Set the listing down again exactly, please, apart from its pictures.

Dataset listings of figures
* Start *

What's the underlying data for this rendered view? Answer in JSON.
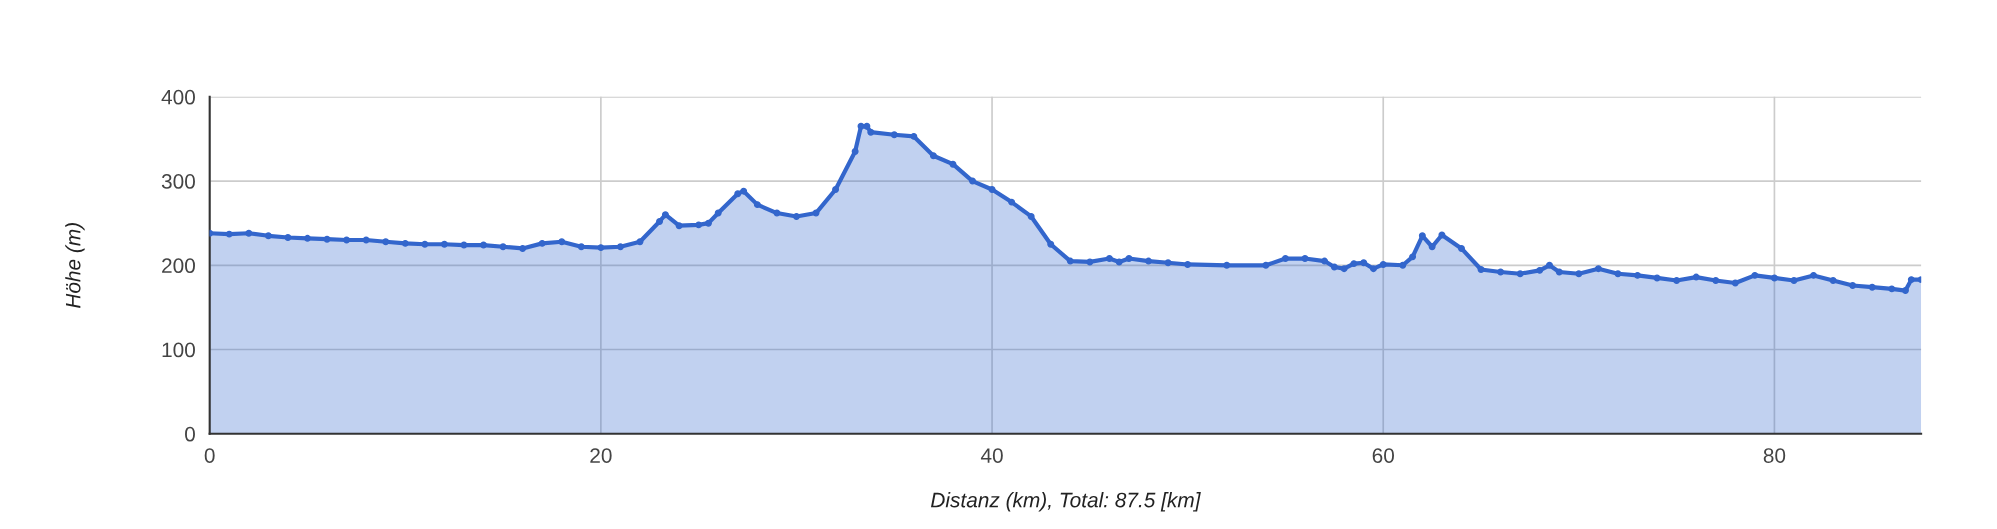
{
  "chart_data": {
    "type": "area",
    "xlabel": "Distanz (km), Total: 87.5 [km]",
    "ylabel": "Höhe (m)",
    "x": [
      0,
      1,
      2,
      3,
      4,
      5,
      6,
      7,
      8,
      9,
      10,
      11,
      12,
      13,
      14,
      15,
      16,
      17,
      18,
      19,
      20,
      21,
      22,
      23,
      23.3,
      24,
      25,
      25.5,
      26,
      27,
      27.3,
      28,
      29,
      30,
      31,
      32,
      33,
      33.3,
      33.6,
      33.8,
      35,
      36,
      37,
      38,
      39,
      40,
      41,
      42,
      43,
      44,
      45,
      46,
      46.5,
      47,
      48,
      49,
      50,
      52,
      54,
      55,
      56,
      57,
      57.5,
      58,
      58.5,
      59,
      59.5,
      60,
      61,
      61.5,
      62,
      62.5,
      63,
      64,
      65,
      66,
      67,
      68,
      68.5,
      69,
      70,
      71,
      72,
      73,
      74,
      75,
      76,
      77,
      78,
      79,
      80,
      81,
      82,
      83,
      84,
      85,
      86,
      86.7,
      87,
      87.5
    ],
    "series": [
      {
        "color": "#3366cc",
        "values": [
          238,
          237,
          238,
          235,
          233,
          232,
          231,
          230,
          230,
          228,
          226,
          225,
          225,
          224,
          224,
          222,
          220,
          226,
          228,
          222,
          221,
          222,
          228,
          252,
          260,
          247,
          248,
          250,
          262,
          285,
          288,
          272,
          262,
          258,
          262,
          290,
          335,
          365,
          365,
          358,
          355,
          353,
          330,
          320,
          300,
          290,
          275,
          258,
          225,
          205,
          204,
          208,
          204,
          208,
          205,
          203,
          201,
          200,
          200,
          208,
          208,
          205,
          198,
          196,
          202,
          203,
          196,
          201,
          200,
          210,
          235,
          222,
          236,
          220,
          195,
          192,
          190,
          194,
          200,
          192,
          190,
          196,
          190,
          188,
          185,
          182,
          186,
          182,
          179,
          188,
          185,
          182,
          188,
          182,
          176,
          174,
          172,
          170,
          183,
          183
        ]
      }
    ],
    "xlim": [
      0,
      87.5
    ],
    "xticks": [
      0,
      20,
      40,
      60,
      80
    ],
    "ylim": [
      0,
      400
    ],
    "yticks": [
      0,
      100,
      200,
      300,
      400
    ],
    "grid": true,
    "marker": "circle",
    "line_style": "solid"
  }
}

* End *

*The response*.
What's the underlying data for this rendered view? Answer in JSON.
{
  "chart_data": {
    "type": "area",
    "xlabel": "Distanz (km), Total: 87.5 [km]",
    "ylabel": "Höhe (m)",
    "x": [
      0,
      1,
      2,
      3,
      4,
      5,
      6,
      7,
      8,
      9,
      10,
      11,
      12,
      13,
      14,
      15,
      16,
      17,
      18,
      19,
      20,
      21,
      22,
      23,
      23.3,
      24,
      25,
      25.5,
      26,
      27,
      27.3,
      28,
      29,
      30,
      31,
      32,
      33,
      33.3,
      33.6,
      33.8,
      35,
      36,
      37,
      38,
      39,
      40,
      41,
      42,
      43,
      44,
      45,
      46,
      46.5,
      47,
      48,
      49,
      50,
      52,
      54,
      55,
      56,
      57,
      57.5,
      58,
      58.5,
      59,
      59.5,
      60,
      61,
      61.5,
      62,
      62.5,
      63,
      64,
      65,
      66,
      67,
      68,
      68.5,
      69,
      70,
      71,
      72,
      73,
      74,
      75,
      76,
      77,
      78,
      79,
      80,
      81,
      82,
      83,
      84,
      85,
      86,
      86.7,
      87,
      87.5
    ],
    "series": [
      {
        "color": "#3366cc",
        "values": [
          238,
          237,
          238,
          235,
          233,
          232,
          231,
          230,
          230,
          228,
          226,
          225,
          225,
          224,
          224,
          222,
          220,
          226,
          228,
          222,
          221,
          222,
          228,
          252,
          260,
          247,
          248,
          250,
          262,
          285,
          288,
          272,
          262,
          258,
          262,
          290,
          335,
          365,
          365,
          358,
          355,
          353,
          330,
          320,
          300,
          290,
          275,
          258,
          225,
          205,
          204,
          208,
          204,
          208,
          205,
          203,
          201,
          200,
          200,
          208,
          208,
          205,
          198,
          196,
          202,
          203,
          196,
          201,
          200,
          210,
          235,
          222,
          236,
          220,
          195,
          192,
          190,
          194,
          200,
          192,
          190,
          196,
          190,
          188,
          185,
          182,
          186,
          182,
          179,
          188,
          185,
          182,
          188,
          182,
          176,
          174,
          172,
          170,
          183,
          183
        ]
      }
    ],
    "xlim": [
      0,
      87.5
    ],
    "xticks": [
      0,
      20,
      40,
      60,
      80
    ],
    "ylim": [
      0,
      400
    ],
    "yticks": [
      0,
      100,
      200,
      300,
      400
    ],
    "grid": true,
    "marker": "circle",
    "line_style": "solid"
  }
}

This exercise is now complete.